Your task is to copy the listing exactly, with the pictures left out.

* [Chart and figure data]:
======

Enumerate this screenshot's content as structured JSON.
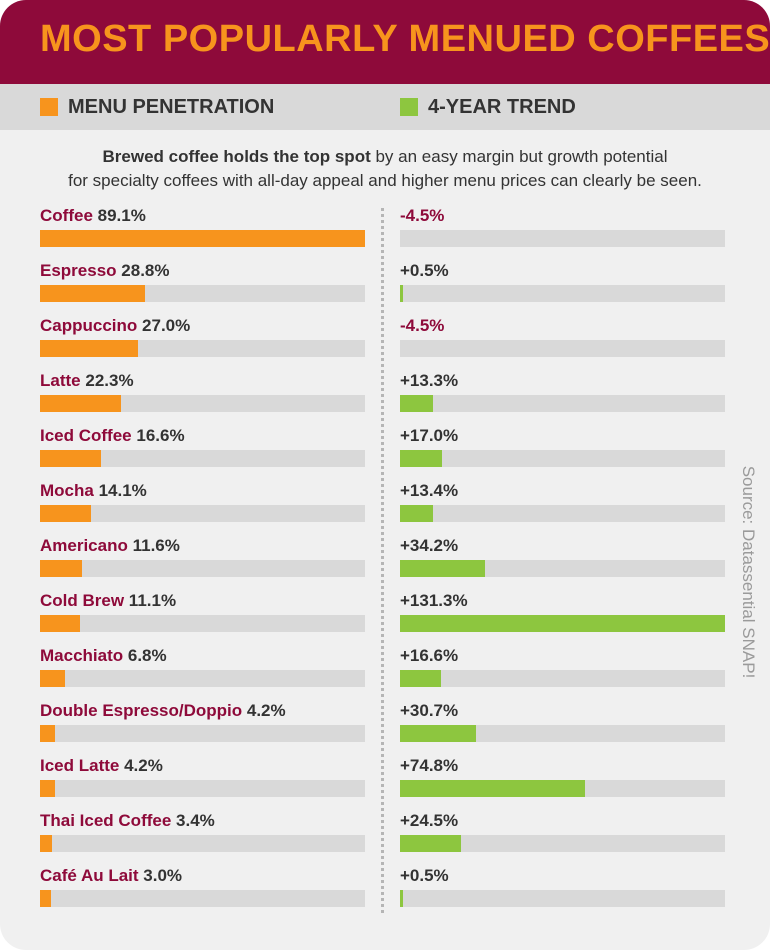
{
  "title": "MOST POPULARLY MENUED COFFEES",
  "legend": {
    "penetration": "MENU PENETRATION",
    "trend": "4-YEAR TREND"
  },
  "subtitle": {
    "bold": "Brewed coffee holds the top spot",
    "line1_rest": " by an easy margin but growth potential",
    "line2": "for specialty coffees with all-day appeal and higher menu prices can clearly be seen."
  },
  "source": "Source: Datassential SNAP!",
  "colors": {
    "header": "#8e0a3a",
    "orange": "#f7941d",
    "green": "#8dc63f",
    "track": "#d9d9d9",
    "negative": "#8e0a3a",
    "positive": "#333333"
  },
  "chart_data": {
    "type": "bar",
    "categories": [
      "Coffee",
      "Espresso",
      "Cappuccino",
      "Latte",
      "Iced Coffee",
      "Mocha",
      "Americano",
      "Cold Brew",
      "Macchiato",
      "Double Espresso/Doppio",
      "Iced Latte",
      "Thai Iced Coffee",
      "Café Au Lait"
    ],
    "series": [
      {
        "name": "MENU PENETRATION",
        "values": [
          89.1,
          28.8,
          27.0,
          22.3,
          16.6,
          14.1,
          11.6,
          11.1,
          6.8,
          4.2,
          4.2,
          3.4,
          3.0
        ],
        "labels": [
          "89.1%",
          "28.8%",
          "27.0%",
          "22.3%",
          "16.6%",
          "14.1%",
          "11.6%",
          "11.1%",
          "6.8%",
          "4.2%",
          "4.2%",
          "3.4%",
          "3.0%"
        ]
      },
      {
        "name": "4-YEAR TREND",
        "values": [
          -4.5,
          0.5,
          -4.5,
          13.3,
          17.0,
          13.4,
          34.2,
          131.3,
          16.6,
          30.7,
          74.8,
          24.5,
          0.5
        ],
        "labels": [
          "-4.5%",
          "+0.5%",
          "-4.5%",
          "+13.3%",
          "+17.0%",
          "+13.4%",
          "+34.2%",
          "+131.3%",
          "+16.6%",
          "+30.7%",
          "+74.8%",
          "+24.5%",
          "+0.5%"
        ]
      }
    ],
    "xlim_penetration": [
      0,
      89.1
    ],
    "xlim_trend": [
      0,
      131.3
    ],
    "grid": false
  }
}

======

* [Solution to this problem]:
Enumerate this screenshot's content as structured JSON.
{
  "title": "MOST POPULARLY MENUED COFFEES",
  "legend": {
    "penetration": "MENU PENETRATION",
    "trend": "4-YEAR TREND"
  },
  "subtitle": {
    "bold": "Brewed coffee holds the top spot",
    "line1_rest": " by an easy margin but growth potential",
    "line2": "for specialty coffees with all-day appeal and higher menu prices can clearly be seen."
  },
  "source": "Source: Datassential SNAP!",
  "colors": {
    "header": "#8e0a3a",
    "orange": "#f7941d",
    "green": "#8dc63f",
    "track": "#d9d9d9",
    "negative": "#8e0a3a",
    "positive": "#333333"
  },
  "chart_data": {
    "type": "bar",
    "categories": [
      "Coffee",
      "Espresso",
      "Cappuccino",
      "Latte",
      "Iced Coffee",
      "Mocha",
      "Americano",
      "Cold Brew",
      "Macchiato",
      "Double Espresso/Doppio",
      "Iced Latte",
      "Thai Iced Coffee",
      "Café Au Lait"
    ],
    "series": [
      {
        "name": "MENU PENETRATION",
        "values": [
          89.1,
          28.8,
          27.0,
          22.3,
          16.6,
          14.1,
          11.6,
          11.1,
          6.8,
          4.2,
          4.2,
          3.4,
          3.0
        ],
        "labels": [
          "89.1%",
          "28.8%",
          "27.0%",
          "22.3%",
          "16.6%",
          "14.1%",
          "11.6%",
          "11.1%",
          "6.8%",
          "4.2%",
          "4.2%",
          "3.4%",
          "3.0%"
        ]
      },
      {
        "name": "4-YEAR TREND",
        "values": [
          -4.5,
          0.5,
          -4.5,
          13.3,
          17.0,
          13.4,
          34.2,
          131.3,
          16.6,
          30.7,
          74.8,
          24.5,
          0.5
        ],
        "labels": [
          "-4.5%",
          "+0.5%",
          "-4.5%",
          "+13.3%",
          "+17.0%",
          "+13.4%",
          "+34.2%",
          "+131.3%",
          "+16.6%",
          "+30.7%",
          "+74.8%",
          "+24.5%",
          "+0.5%"
        ]
      }
    ],
    "xlim_penetration": [
      0,
      89.1
    ],
    "xlim_trend": [
      0,
      131.3
    ],
    "grid": false
  }
}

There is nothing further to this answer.